Saved entries:
• • • • •

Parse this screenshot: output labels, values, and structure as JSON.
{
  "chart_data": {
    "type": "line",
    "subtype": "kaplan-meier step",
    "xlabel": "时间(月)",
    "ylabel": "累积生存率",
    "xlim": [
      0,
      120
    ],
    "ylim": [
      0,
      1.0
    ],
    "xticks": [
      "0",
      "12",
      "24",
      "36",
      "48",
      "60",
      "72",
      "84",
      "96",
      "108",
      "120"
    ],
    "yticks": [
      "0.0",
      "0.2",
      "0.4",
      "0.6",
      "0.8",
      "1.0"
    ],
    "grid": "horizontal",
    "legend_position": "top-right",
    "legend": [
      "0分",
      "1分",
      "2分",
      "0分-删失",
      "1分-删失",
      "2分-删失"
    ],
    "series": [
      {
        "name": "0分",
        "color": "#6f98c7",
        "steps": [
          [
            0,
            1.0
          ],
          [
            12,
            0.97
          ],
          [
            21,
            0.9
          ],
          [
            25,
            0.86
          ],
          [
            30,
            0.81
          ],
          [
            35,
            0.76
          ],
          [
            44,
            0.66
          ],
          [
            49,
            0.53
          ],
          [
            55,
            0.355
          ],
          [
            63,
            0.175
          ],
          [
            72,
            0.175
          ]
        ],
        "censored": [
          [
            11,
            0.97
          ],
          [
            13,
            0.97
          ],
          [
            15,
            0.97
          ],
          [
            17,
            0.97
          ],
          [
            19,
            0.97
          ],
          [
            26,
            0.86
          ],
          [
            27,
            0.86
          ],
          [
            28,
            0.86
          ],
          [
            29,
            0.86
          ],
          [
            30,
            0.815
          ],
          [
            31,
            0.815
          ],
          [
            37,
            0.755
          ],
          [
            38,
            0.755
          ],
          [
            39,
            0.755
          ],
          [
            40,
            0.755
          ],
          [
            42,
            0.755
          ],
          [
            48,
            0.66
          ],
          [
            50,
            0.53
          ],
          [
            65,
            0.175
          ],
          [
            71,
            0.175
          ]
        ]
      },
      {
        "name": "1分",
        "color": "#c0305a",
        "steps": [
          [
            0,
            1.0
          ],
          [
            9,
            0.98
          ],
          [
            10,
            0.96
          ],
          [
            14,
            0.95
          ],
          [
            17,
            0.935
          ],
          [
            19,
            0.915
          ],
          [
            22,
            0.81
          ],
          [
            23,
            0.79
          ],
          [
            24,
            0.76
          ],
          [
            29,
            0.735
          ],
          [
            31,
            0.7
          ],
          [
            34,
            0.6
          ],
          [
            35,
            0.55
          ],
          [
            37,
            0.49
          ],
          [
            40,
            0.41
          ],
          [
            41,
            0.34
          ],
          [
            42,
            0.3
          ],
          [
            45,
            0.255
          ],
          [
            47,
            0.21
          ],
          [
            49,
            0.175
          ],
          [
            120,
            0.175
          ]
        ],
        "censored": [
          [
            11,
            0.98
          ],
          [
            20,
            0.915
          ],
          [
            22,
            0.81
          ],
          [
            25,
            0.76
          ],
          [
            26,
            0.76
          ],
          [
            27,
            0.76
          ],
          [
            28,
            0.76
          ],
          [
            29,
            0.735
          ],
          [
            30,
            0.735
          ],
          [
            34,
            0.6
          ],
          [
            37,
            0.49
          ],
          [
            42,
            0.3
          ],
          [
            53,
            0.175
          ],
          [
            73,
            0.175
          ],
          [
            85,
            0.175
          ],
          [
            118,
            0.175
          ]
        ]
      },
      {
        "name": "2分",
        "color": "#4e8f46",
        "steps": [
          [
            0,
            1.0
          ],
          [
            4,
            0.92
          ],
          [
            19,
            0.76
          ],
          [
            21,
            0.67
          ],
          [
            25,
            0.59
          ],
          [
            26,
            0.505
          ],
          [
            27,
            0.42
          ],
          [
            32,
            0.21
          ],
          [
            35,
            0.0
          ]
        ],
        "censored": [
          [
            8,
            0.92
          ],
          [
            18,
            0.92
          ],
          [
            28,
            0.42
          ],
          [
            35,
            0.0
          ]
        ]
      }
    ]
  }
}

• • • • •

Directions for this task: Write out every entry above, word for word.

Answer to the exercise:
Parse this screenshot: output labels, values, and structure as JSON.
{
  "chart_data": {
    "type": "line",
    "subtype": "kaplan-meier step",
    "xlabel": "时间(月)",
    "ylabel": "累积生存率",
    "xlim": [
      0,
      120
    ],
    "ylim": [
      0,
      1.0
    ],
    "xticks": [
      "0",
      "12",
      "24",
      "36",
      "48",
      "60",
      "72",
      "84",
      "96",
      "108",
      "120"
    ],
    "yticks": [
      "0.0",
      "0.2",
      "0.4",
      "0.6",
      "0.8",
      "1.0"
    ],
    "grid": "horizontal",
    "legend_position": "top-right",
    "legend": [
      "0分",
      "1分",
      "2分",
      "0分-删失",
      "1分-删失",
      "2分-删失"
    ],
    "series": [
      {
        "name": "0分",
        "color": "#6f98c7",
        "steps": [
          [
            0,
            1.0
          ],
          [
            12,
            0.97
          ],
          [
            21,
            0.9
          ],
          [
            25,
            0.86
          ],
          [
            30,
            0.81
          ],
          [
            35,
            0.76
          ],
          [
            44,
            0.66
          ],
          [
            49,
            0.53
          ],
          [
            55,
            0.355
          ],
          [
            63,
            0.175
          ],
          [
            72,
            0.175
          ]
        ],
        "censored": [
          [
            11,
            0.97
          ],
          [
            13,
            0.97
          ],
          [
            15,
            0.97
          ],
          [
            17,
            0.97
          ],
          [
            19,
            0.97
          ],
          [
            26,
            0.86
          ],
          [
            27,
            0.86
          ],
          [
            28,
            0.86
          ],
          [
            29,
            0.86
          ],
          [
            30,
            0.815
          ],
          [
            31,
            0.815
          ],
          [
            37,
            0.755
          ],
          [
            38,
            0.755
          ],
          [
            39,
            0.755
          ],
          [
            40,
            0.755
          ],
          [
            42,
            0.755
          ],
          [
            48,
            0.66
          ],
          [
            50,
            0.53
          ],
          [
            65,
            0.175
          ],
          [
            71,
            0.175
          ]
        ]
      },
      {
        "name": "1分",
        "color": "#c0305a",
        "steps": [
          [
            0,
            1.0
          ],
          [
            9,
            0.98
          ],
          [
            10,
            0.96
          ],
          [
            14,
            0.95
          ],
          [
            17,
            0.935
          ],
          [
            19,
            0.915
          ],
          [
            22,
            0.81
          ],
          [
            23,
            0.79
          ],
          [
            24,
            0.76
          ],
          [
            29,
            0.735
          ],
          [
            31,
            0.7
          ],
          [
            34,
            0.6
          ],
          [
            35,
            0.55
          ],
          [
            37,
            0.49
          ],
          [
            40,
            0.41
          ],
          [
            41,
            0.34
          ],
          [
            42,
            0.3
          ],
          [
            45,
            0.255
          ],
          [
            47,
            0.21
          ],
          [
            49,
            0.175
          ],
          [
            120,
            0.175
          ]
        ],
        "censored": [
          [
            11,
            0.98
          ],
          [
            20,
            0.915
          ],
          [
            22,
            0.81
          ],
          [
            25,
            0.76
          ],
          [
            26,
            0.76
          ],
          [
            27,
            0.76
          ],
          [
            28,
            0.76
          ],
          [
            29,
            0.735
          ],
          [
            30,
            0.735
          ],
          [
            34,
            0.6
          ],
          [
            37,
            0.49
          ],
          [
            42,
            0.3
          ],
          [
            53,
            0.175
          ],
          [
            73,
            0.175
          ],
          [
            85,
            0.175
          ],
          [
            118,
            0.175
          ]
        ]
      },
      {
        "name": "2分",
        "color": "#4e8f46",
        "steps": [
          [
            0,
            1.0
          ],
          [
            4,
            0.92
          ],
          [
            19,
            0.76
          ],
          [
            21,
            0.67
          ],
          [
            25,
            0.59
          ],
          [
            26,
            0.505
          ],
          [
            27,
            0.42
          ],
          [
            32,
            0.21
          ],
          [
            35,
            0.0
          ]
        ],
        "censored": [
          [
            8,
            0.92
          ],
          [
            18,
            0.92
          ],
          [
            28,
            0.42
          ],
          [
            35,
            0.0
          ]
        ]
      }
    ]
  }
}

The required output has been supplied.